**WORK INSTRUCTIONS:**
Return each entry exactly, with none missing.

**RECORDS TO USE:**
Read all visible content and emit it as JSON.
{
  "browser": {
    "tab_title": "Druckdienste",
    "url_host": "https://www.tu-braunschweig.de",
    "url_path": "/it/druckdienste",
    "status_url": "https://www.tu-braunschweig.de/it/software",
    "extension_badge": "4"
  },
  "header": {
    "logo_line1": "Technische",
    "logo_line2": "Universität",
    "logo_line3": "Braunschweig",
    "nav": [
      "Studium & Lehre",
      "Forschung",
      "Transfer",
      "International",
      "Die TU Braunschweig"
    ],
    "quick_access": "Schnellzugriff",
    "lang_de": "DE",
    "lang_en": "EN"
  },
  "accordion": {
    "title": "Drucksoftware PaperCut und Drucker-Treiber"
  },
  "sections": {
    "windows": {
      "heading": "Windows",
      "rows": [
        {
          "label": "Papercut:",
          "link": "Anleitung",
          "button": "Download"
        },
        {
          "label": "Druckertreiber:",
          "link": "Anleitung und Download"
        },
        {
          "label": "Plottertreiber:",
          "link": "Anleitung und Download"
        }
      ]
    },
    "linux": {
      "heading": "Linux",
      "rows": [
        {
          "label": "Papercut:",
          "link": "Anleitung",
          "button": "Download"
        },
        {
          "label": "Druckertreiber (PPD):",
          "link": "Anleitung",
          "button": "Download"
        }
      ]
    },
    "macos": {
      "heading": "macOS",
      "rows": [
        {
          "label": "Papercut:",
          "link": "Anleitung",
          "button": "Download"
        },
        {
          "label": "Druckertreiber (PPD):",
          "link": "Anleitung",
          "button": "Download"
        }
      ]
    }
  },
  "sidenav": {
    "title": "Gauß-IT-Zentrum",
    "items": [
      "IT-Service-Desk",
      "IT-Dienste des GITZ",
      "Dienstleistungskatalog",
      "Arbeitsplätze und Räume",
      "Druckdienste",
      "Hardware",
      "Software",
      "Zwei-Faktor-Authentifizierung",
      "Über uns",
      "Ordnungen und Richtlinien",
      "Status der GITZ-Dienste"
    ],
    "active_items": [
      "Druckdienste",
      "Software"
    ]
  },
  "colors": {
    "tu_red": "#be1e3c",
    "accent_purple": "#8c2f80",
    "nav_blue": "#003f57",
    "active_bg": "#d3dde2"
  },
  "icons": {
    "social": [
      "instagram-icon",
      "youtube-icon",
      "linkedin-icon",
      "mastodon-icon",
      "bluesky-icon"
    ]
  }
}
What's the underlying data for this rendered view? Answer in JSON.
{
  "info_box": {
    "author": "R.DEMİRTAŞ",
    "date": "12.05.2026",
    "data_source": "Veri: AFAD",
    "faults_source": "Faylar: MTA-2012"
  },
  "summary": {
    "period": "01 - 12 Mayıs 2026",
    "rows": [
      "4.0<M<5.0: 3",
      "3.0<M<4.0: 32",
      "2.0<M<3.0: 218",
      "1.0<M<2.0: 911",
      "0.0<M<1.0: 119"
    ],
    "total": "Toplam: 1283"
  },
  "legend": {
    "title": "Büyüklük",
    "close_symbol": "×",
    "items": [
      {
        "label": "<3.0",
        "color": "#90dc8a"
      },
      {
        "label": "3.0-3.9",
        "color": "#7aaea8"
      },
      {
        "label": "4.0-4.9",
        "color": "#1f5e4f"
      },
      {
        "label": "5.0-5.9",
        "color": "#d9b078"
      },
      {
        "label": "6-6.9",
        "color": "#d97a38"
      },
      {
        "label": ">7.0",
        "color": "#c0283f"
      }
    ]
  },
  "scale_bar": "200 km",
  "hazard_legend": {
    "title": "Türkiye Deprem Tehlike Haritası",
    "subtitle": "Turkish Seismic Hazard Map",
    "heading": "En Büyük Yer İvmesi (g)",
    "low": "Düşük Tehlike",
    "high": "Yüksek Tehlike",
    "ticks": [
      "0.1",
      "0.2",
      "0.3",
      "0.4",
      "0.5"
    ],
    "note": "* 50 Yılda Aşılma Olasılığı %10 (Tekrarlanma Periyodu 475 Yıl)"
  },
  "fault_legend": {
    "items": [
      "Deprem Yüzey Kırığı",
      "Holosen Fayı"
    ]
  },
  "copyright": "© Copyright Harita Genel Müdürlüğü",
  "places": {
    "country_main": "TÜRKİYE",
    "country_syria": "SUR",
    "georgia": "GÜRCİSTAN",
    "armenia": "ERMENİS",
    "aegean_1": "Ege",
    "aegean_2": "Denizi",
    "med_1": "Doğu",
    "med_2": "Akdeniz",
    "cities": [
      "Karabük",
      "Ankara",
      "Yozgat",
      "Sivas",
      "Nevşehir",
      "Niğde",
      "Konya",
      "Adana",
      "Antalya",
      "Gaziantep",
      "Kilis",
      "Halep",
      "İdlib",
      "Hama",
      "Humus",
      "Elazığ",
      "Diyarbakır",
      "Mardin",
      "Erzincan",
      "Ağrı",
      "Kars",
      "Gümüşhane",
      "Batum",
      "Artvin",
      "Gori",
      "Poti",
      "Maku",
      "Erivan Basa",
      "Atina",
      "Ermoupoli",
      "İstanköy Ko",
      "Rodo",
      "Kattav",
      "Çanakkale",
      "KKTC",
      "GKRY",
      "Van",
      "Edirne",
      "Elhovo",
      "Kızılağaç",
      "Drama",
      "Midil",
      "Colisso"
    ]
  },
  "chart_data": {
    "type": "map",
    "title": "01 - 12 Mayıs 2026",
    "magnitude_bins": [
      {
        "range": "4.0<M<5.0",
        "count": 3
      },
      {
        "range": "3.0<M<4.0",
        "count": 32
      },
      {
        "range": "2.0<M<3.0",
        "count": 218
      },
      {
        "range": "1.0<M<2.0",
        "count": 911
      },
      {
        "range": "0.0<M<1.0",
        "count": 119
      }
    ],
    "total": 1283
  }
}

**WRITTEN RESPONSE:**
Read all visible content and emit it as JSON.
{
  "browser": {
    "tab_title": "Druckdienste",
    "url_host": "https://www.tu-braunschweig.de",
    "url_path": "/it/druckdienste",
    "status_url": "https://www.tu-braunschweig.de/it/software",
    "extension_badge": "4"
  },
  "header": {
    "logo_line1": "Technische",
    "logo_line2": "Universität",
    "logo_line3": "Braunschweig",
    "nav": [
      "Studium & Lehre",
      "Forschung",
      "Transfer",
      "International",
      "Die TU Braunschweig"
    ],
    "quick_access": "Schnellzugriff",
    "lang_de": "DE",
    "lang_en": "EN"
  },
  "accordion": {
    "title": "Drucksoftware PaperCut und Drucker-Treiber"
  },
  "sections": {
    "windows": {
      "heading": "Windows",
      "rows": [
        {
          "label": "Papercut:",
          "link": "Anleitung",
          "button": "Download"
        },
        {
          "label": "Druckertreiber:",
          "link": "Anleitung und Download"
        },
        {
          "label": "Plottertreiber:",
          "link": "Anleitung und Download"
        }
      ]
    },
    "linux": {
      "heading": "Linux",
      "rows": [
        {
          "label": "Papercut:",
          "link": "Anleitung",
          "button": "Download"
        },
        {
          "label": "Druckertreiber (PPD):",
          "link": "Anleitung",
          "button": "Download"
        }
      ]
    },
    "macos": {
      "heading": "macOS",
      "rows": [
        {
          "label": "Papercut:",
          "link": "Anleitung",
          "button": "Download"
        },
        {
          "label": "Druckertreiber (PPD):",
          "link": "Anleitung",
          "button": "Download"
        }
      ]
    }
  },
  "sidenav": {
    "title": "Gauß-IT-Zentrum",
    "items": [
      "IT-Service-Desk",
      "IT-Dienste des GITZ",
      "Dienstleistungskatalog",
      "Arbeitsplätze und Räume",
      "Druckdienste",
      "Hardware",
      "Software",
      "Zwei-Faktor-Authentifizierung",
      "Über uns",
      "Ordnungen und Richtlinien",
      "Status der GITZ-Dienste"
    ],
    "active_items": [
      "Druckdienste",
      "Software"
    ]
  },
  "colors": {
    "tu_red": "#be1e3c",
    "accent_purple": "#8c2f80",
    "nav_blue": "#003f57",
    "active_bg": "#d3dde2"
  },
  "icons": {
    "social": [
      "instagram-icon",
      "youtube-icon",
      "linkedin-icon",
      "mastodon-icon",
      "bluesky-icon"
    ]
  }
}
What's the underlying data for this rendered view? Answer in JSON.
{
  "info_box": {
    "author": "R.DEMİRTAŞ",
    "date": "12.05.2026",
    "data_source": "Veri: AFAD",
    "faults_source": "Faylar: MTA-2012"
  },
  "summary": {
    "period": "01 - 12 Mayıs 2026",
    "rows": [
      "4.0<M<5.0: 3",
      "3.0<M<4.0: 32",
      "2.0<M<3.0: 218",
      "1.0<M<2.0: 911",
      "0.0<M<1.0: 119"
    ],
    "total": "Toplam: 1283"
  },
  "legend": {
    "title": "Büyüklük",
    "close_symbol": "×",
    "items": [
      {
        "label": "<3.0",
        "color": "#90dc8a"
      },
      {
        "label": "3.0-3.9",
        "color": "#7aaea8"
      },
      {
        "label": "4.0-4.9",
        "color": "#1f5e4f"
      },
      {
        "label": "5.0-5.9",
        "color": "#d9b078"
      },
      {
        "label": "6-6.9",
        "color": "#d97a38"
      },
      {
        "label": ">7.0",
        "color": "#c0283f"
      }
    ]
  },
  "scale_bar": "200 km",
  "hazard_legend": {
    "title": "Türkiye Deprem Tehlike Haritası",
    "subtitle": "Turkish Seismic Hazard Map",
    "heading": "En Büyük Yer İvmesi (g)",
    "low": "Düşük Tehlike",
    "high": "Yüksek Tehlike",
    "ticks": [
      "0.1",
      "0.2",
      "0.3",
      "0.4",
      "0.5"
    ],
    "note": "* 50 Yılda Aşılma Olasılığı %10 (Tekrarlanma Periyodu 475 Yıl)"
  },
  "fault_legend": {
    "items": [
      "Deprem Yüzey Kırığı",
      "Holosen Fayı"
    ]
  },
  "copyright": "© Copyright Harita Genel Müdürlüğü",
  "places": {
    "country_main": "TÜRKİYE",
    "country_syria": "SUR",
    "georgia": "GÜRCİSTAN",
    "armenia": "ERMENİS",
    "aegean_1": "Ege",
    "aegean_2": "Denizi",
    "med_1": "Doğu",
    "med_2": "Akdeniz",
    "cities": [
      "Karabük",
      "Ankara",
      "Yozgat",
      "Sivas",
      "Nevşehir",
      "Niğde",
      "Konya",
      "Adana",
      "Antalya",
      "Gaziantep",
      "Kilis",
      "Halep",
      "İdlib",
      "Hama",
      "Humus",
      "Elazığ",
      "Diyarbakır",
      "Mardin",
      "Erzincan",
      "Ağrı",
      "Kars",
      "Gümüşhane",
      "Batum",
      "Artvin",
      "Gori",
      "Poti",
      "Maku",
      "Erivan Basa",
      "Atina",
      "Ermoupoli",
      "İstanköy Ko",
      "Rodo",
      "Kattav",
      "Çanakkale",
      "KKTC",
      "GKRY",
      "Van",
      "Edirne",
      "Elhovo",
      "Kızılağaç",
      "Drama",
      "Midil",
      "Colisso"
    ]
  },
  "chart_data": {
    "type": "map",
    "title": "01 - 12 Mayıs 2026",
    "magnitude_bins": [
      {
        "range": "4.0<M<5.0",
        "count": 3
      },
      {
        "range": "3.0<M<4.0",
        "count": 32
      },
      {
        "range": "2.0<M<3.0",
        "count": 218
      },
      {
        "range": "1.0<M<2.0",
        "count": 911
      },
      {
        "range": "0.0<M<1.0",
        "count": 119
      }
    ],
    "total": 1283
  }
}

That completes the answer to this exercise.